**EXERCISE PROMPT**
Restate the entries below word for word, omitting nothing.
##### RECORDED INFORMATION #####
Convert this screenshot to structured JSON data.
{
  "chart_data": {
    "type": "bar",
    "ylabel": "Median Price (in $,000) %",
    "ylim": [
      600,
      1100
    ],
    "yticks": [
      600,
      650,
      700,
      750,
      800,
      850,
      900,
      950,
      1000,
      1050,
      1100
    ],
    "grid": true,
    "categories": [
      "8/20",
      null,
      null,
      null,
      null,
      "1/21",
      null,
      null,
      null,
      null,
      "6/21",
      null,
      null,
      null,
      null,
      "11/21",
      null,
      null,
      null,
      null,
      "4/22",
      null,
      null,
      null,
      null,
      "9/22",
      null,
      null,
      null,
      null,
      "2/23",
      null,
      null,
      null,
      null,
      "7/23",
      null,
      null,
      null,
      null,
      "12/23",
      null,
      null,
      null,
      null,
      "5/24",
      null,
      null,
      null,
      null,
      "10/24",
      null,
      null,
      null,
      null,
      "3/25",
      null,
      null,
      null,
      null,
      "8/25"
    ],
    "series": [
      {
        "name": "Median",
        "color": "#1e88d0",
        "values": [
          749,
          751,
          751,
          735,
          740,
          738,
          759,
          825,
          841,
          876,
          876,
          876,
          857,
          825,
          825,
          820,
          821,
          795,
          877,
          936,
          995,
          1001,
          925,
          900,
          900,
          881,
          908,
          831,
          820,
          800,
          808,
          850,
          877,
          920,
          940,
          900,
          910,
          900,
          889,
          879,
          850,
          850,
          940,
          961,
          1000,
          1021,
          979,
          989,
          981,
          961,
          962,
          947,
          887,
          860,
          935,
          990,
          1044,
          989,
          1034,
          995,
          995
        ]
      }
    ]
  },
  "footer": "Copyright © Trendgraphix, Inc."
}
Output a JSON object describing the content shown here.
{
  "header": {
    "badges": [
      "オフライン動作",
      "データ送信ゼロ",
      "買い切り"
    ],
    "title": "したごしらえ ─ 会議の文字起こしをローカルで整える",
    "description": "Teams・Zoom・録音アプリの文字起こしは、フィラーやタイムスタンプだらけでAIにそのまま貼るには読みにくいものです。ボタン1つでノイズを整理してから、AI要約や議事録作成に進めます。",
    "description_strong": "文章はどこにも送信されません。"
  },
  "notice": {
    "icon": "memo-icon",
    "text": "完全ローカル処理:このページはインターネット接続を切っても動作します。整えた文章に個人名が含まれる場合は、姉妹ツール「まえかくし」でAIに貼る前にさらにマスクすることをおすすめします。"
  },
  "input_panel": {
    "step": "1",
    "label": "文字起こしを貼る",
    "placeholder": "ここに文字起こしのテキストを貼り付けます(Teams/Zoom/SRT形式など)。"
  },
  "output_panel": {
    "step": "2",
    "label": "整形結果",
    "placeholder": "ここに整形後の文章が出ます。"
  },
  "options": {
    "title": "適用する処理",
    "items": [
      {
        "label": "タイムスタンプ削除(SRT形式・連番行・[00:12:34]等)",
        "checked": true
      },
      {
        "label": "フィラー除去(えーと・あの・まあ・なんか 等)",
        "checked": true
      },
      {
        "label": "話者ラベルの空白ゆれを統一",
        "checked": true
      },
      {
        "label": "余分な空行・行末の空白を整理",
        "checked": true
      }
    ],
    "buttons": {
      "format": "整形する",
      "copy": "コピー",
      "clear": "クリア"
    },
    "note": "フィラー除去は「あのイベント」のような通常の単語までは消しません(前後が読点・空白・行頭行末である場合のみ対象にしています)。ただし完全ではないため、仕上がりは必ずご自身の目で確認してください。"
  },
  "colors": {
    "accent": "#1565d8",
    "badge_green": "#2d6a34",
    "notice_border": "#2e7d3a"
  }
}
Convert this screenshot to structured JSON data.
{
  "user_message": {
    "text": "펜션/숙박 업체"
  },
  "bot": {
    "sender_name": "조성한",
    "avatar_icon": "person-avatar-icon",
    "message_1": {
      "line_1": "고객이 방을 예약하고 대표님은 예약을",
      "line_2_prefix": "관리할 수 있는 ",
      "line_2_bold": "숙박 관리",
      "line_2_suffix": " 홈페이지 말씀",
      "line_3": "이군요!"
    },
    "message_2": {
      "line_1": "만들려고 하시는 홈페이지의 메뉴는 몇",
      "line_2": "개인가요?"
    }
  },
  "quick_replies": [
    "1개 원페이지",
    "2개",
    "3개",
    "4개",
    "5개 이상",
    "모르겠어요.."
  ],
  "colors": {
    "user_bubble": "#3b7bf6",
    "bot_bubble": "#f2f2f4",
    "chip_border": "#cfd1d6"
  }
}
#####
**ANSWER TO THE TASK**
Convert this screenshot to structured JSON data.
{
  "chart_data": {
    "type": "bar",
    "ylabel": "Median Price (in $,000) %",
    "ylim": [
      600,
      1100
    ],
    "yticks": [
      600,
      650,
      700,
      750,
      800,
      850,
      900,
      950,
      1000,
      1050,
      1100
    ],
    "grid": true,
    "categories": [
      "8/20",
      null,
      null,
      null,
      null,
      "1/21",
      null,
      null,
      null,
      null,
      "6/21",
      null,
      null,
      null,
      null,
      "11/21",
      null,
      null,
      null,
      null,
      "4/22",
      null,
      null,
      null,
      null,
      "9/22",
      null,
      null,
      null,
      null,
      "2/23",
      null,
      null,
      null,
      null,
      "7/23",
      null,
      null,
      null,
      null,
      "12/23",
      null,
      null,
      null,
      null,
      "5/24",
      null,
      null,
      null,
      null,
      "10/24",
      null,
      null,
      null,
      null,
      "3/25",
      null,
      null,
      null,
      null,
      "8/25"
    ],
    "series": [
      {
        "name": "Median",
        "color": "#1e88d0",
        "values": [
          749,
          751,
          751,
          735,
          740,
          738,
          759,
          825,
          841,
          876,
          876,
          876,
          857,
          825,
          825,
          820,
          821,
          795,
          877,
          936,
          995,
          1001,
          925,
          900,
          900,
          881,
          908,
          831,
          820,
          800,
          808,
          850,
          877,
          920,
          940,
          900,
          910,
          900,
          889,
          879,
          850,
          850,
          940,
          961,
          1000,
          1021,
          979,
          989,
          981,
          961,
          962,
          947,
          887,
          860,
          935,
          990,
          1044,
          989,
          1034,
          995,
          995
        ]
      }
    ]
  },
  "footer": "Copyright © Trendgraphix, Inc."
}
Output a JSON object describing the content shown here.
{
  "header": {
    "badges": [
      "オフライン動作",
      "データ送信ゼロ",
      "買い切り"
    ],
    "title": "したごしらえ ─ 会議の文字起こしをローカルで整える",
    "description": "Teams・Zoom・録音アプリの文字起こしは、フィラーやタイムスタンプだらけでAIにそのまま貼るには読みにくいものです。ボタン1つでノイズを整理してから、AI要約や議事録作成に進めます。",
    "description_strong": "文章はどこにも送信されません。"
  },
  "notice": {
    "icon": "memo-icon",
    "text": "完全ローカル処理:このページはインターネット接続を切っても動作します。整えた文章に個人名が含まれる場合は、姉妹ツール「まえかくし」でAIに貼る前にさらにマスクすることをおすすめします。"
  },
  "input_panel": {
    "step": "1",
    "label": "文字起こしを貼る",
    "placeholder": "ここに文字起こしのテキストを貼り付けます(Teams/Zoom/SRT形式など)。"
  },
  "output_panel": {
    "step": "2",
    "label": "整形結果",
    "placeholder": "ここに整形後の文章が出ます。"
  },
  "options": {
    "title": "適用する処理",
    "items": [
      {
        "label": "タイムスタンプ削除(SRT形式・連番行・[00:12:34]等)",
        "checked": true
      },
      {
        "label": "フィラー除去(えーと・あの・まあ・なんか 等)",
        "checked": true
      },
      {
        "label": "話者ラベルの空白ゆれを統一",
        "checked": true
      },
      {
        "label": "余分な空行・行末の空白を整理",
        "checked": true
      }
    ],
    "buttons": {
      "format": "整形する",
      "copy": "コピー",
      "clear": "クリア"
    },
    "note": "フィラー除去は「あのイベント」のような通常の単語までは消しません(前後が読点・空白・行頭行末である場合のみ対象にしています)。ただし完全ではないため、仕上がりは必ずご自身の目で確認してください。"
  },
  "colors": {
    "accent": "#1565d8",
    "badge_green": "#2d6a34",
    "notice_border": "#2e7d3a"
  }
}
Convert this screenshot to structured JSON data.
{
  "user_message": {
    "text": "펜션/숙박 업체"
  },
  "bot": {
    "sender_name": "조성한",
    "avatar_icon": "person-avatar-icon",
    "message_1": {
      "line_1": "고객이 방을 예약하고 대표님은 예약을",
      "line_2_prefix": "관리할 수 있는 ",
      "line_2_bold": "숙박 관리",
      "line_2_suffix": " 홈페이지 말씀",
      "line_3": "이군요!"
    },
    "message_2": {
      "line_1": "만들려고 하시는 홈페이지의 메뉴는 몇",
      "line_2": "개인가요?"
    }
  },
  "quick_replies": [
    "1개 원페이지",
    "2개",
    "3개",
    "4개",
    "5개 이상",
    "모르겠어요.."
  ],
  "colors": {
    "user_bubble": "#3b7bf6",
    "bot_bubble": "#f2f2f4",
    "chip_border": "#cfd1d6"
  }
}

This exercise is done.